- [WRITTEN EXERCISE]
Say how many lines contain the word "where". Only the number should be given.

## Begin DATA EXTRACT

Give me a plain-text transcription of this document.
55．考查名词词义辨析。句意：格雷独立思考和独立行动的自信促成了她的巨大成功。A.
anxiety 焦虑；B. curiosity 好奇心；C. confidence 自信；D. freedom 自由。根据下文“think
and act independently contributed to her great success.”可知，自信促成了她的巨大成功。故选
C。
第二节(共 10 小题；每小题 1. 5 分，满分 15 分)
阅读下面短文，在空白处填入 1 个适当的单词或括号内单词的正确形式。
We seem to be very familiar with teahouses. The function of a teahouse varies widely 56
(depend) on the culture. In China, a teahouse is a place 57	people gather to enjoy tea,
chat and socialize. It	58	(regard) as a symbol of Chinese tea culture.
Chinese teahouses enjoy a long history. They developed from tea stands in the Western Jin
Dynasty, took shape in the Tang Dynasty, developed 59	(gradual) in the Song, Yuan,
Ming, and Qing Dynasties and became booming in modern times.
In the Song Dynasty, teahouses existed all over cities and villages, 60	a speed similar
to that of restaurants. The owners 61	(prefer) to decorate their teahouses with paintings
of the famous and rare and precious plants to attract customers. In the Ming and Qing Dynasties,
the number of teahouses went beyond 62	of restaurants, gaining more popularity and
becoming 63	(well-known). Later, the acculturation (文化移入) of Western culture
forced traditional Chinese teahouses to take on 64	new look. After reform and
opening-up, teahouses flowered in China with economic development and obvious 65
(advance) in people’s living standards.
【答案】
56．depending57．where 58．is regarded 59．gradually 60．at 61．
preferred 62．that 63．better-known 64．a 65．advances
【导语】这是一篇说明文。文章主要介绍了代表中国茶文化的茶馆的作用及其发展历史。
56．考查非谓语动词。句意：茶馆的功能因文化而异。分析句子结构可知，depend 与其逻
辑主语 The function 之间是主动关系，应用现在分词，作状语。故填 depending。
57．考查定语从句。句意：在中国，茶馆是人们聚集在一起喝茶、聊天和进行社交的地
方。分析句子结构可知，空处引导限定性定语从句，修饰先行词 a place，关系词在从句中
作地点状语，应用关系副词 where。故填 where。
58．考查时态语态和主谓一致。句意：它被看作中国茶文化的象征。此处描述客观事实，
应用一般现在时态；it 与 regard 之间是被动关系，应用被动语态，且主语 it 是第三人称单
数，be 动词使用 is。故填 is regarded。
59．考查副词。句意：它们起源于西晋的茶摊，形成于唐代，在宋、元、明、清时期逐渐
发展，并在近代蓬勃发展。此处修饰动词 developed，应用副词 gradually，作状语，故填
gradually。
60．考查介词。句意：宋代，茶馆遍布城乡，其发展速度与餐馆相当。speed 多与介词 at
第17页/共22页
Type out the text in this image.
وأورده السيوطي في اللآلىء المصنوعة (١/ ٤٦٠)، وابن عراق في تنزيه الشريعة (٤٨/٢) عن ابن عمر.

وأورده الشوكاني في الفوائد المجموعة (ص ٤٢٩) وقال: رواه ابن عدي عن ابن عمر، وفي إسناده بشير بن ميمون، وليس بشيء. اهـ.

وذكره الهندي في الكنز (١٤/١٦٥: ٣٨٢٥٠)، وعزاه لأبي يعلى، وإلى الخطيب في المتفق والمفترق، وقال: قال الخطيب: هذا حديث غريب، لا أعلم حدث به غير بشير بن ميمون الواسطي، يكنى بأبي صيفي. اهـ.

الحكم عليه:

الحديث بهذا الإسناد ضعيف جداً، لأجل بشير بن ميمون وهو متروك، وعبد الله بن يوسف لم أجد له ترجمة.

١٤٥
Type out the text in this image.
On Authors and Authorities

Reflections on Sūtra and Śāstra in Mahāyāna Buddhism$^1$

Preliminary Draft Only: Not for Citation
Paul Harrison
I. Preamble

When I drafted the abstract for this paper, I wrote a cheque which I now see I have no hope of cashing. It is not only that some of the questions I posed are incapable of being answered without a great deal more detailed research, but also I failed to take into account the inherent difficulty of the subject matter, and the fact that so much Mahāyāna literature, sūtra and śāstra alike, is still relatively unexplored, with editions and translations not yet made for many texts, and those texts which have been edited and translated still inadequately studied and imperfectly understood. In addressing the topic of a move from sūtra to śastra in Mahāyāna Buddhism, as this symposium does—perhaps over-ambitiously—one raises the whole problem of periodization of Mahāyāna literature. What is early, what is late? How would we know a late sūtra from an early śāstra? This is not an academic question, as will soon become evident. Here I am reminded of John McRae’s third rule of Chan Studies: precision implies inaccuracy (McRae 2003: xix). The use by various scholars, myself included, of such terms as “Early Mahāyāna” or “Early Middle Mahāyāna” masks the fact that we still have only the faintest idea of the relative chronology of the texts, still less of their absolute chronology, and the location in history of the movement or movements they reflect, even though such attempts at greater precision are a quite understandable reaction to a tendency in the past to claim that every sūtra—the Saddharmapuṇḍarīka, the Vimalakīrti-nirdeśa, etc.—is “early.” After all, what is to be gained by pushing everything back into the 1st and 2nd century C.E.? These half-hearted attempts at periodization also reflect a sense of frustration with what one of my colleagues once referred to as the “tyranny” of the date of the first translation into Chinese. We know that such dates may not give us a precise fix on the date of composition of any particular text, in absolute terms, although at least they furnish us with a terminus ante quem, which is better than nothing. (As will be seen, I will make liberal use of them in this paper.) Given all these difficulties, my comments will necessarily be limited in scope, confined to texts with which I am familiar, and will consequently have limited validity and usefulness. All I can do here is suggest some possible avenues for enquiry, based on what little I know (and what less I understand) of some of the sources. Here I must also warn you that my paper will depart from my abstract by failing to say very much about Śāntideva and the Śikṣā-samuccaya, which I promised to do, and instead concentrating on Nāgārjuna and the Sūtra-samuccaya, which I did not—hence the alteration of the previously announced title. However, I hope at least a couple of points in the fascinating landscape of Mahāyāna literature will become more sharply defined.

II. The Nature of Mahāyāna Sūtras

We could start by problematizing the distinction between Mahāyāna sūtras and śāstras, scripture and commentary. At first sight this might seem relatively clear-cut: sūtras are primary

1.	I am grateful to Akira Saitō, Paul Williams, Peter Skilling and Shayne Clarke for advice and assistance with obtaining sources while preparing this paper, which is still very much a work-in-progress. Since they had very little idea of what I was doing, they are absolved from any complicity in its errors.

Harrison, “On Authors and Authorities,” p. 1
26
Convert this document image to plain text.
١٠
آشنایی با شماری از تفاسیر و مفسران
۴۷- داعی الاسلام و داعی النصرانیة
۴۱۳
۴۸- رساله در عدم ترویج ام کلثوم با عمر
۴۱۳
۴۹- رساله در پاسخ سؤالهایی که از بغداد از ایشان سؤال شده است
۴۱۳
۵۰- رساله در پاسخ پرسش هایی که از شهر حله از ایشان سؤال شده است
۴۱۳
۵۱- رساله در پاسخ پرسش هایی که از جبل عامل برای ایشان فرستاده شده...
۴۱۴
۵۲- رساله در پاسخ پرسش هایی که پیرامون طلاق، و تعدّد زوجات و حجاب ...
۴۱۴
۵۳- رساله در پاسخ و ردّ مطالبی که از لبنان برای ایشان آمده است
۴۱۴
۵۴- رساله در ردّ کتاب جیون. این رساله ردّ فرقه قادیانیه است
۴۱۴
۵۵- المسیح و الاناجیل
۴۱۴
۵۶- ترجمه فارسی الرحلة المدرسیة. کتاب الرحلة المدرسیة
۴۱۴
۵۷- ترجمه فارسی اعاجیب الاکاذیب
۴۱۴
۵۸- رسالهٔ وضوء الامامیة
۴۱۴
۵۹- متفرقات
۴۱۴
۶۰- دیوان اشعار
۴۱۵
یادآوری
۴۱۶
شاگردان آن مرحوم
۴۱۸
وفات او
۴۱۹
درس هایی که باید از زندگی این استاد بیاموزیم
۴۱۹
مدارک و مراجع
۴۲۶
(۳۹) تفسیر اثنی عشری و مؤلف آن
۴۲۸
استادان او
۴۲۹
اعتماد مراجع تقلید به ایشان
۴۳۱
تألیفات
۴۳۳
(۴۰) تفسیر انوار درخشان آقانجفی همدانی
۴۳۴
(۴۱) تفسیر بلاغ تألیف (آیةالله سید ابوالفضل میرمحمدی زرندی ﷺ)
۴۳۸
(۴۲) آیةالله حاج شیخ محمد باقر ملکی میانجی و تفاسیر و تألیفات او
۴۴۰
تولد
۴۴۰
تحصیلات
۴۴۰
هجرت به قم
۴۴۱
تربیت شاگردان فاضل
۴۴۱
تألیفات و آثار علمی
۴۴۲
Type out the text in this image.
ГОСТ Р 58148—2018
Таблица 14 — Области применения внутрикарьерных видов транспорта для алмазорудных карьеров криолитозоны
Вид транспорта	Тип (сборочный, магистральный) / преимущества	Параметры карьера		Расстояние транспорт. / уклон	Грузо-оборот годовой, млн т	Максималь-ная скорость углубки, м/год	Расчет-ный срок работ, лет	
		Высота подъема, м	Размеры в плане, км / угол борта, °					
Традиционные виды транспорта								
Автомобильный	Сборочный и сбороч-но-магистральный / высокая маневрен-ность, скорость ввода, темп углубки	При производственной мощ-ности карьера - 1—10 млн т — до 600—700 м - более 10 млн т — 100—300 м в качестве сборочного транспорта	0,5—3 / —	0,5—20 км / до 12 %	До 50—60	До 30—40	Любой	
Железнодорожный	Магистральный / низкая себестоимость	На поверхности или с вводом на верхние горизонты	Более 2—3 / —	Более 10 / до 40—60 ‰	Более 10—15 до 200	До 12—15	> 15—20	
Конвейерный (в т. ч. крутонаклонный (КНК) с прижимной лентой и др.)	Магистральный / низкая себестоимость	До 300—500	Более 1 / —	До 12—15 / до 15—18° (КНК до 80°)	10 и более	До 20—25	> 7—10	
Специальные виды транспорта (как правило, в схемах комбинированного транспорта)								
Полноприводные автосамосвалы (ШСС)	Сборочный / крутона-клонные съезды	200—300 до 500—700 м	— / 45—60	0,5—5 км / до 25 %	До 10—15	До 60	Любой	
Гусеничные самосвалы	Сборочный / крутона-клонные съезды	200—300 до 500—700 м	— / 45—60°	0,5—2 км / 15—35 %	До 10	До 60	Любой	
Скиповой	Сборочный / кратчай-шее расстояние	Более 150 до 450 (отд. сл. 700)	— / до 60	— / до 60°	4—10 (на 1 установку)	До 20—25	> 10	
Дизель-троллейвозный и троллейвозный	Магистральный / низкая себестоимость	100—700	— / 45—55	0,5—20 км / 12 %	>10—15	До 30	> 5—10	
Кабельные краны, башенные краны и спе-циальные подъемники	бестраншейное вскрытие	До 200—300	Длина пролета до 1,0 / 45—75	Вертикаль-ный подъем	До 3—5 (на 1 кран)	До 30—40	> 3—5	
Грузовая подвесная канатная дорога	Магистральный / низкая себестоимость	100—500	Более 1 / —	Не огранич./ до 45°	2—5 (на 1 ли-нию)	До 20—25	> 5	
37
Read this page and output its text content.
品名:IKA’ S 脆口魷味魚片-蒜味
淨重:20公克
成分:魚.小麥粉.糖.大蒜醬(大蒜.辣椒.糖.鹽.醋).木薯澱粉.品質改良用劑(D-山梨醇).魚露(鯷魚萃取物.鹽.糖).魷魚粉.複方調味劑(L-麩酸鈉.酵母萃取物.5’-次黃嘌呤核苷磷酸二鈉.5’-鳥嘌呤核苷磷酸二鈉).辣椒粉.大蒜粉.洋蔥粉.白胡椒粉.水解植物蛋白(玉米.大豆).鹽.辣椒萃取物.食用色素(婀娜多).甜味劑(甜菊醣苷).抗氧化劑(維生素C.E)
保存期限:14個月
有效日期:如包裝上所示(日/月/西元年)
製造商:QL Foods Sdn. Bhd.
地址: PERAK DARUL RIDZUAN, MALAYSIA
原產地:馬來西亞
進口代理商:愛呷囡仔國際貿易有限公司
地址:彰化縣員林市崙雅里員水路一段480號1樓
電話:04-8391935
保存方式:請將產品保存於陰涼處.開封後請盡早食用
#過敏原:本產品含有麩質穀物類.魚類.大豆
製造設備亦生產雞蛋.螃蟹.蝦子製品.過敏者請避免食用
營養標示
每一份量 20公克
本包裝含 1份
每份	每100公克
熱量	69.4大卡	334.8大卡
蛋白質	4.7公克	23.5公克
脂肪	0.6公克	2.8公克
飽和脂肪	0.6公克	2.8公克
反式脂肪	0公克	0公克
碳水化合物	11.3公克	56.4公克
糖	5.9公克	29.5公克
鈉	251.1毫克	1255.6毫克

## End DATA EXTRACT

- [TASK ANSWER]
2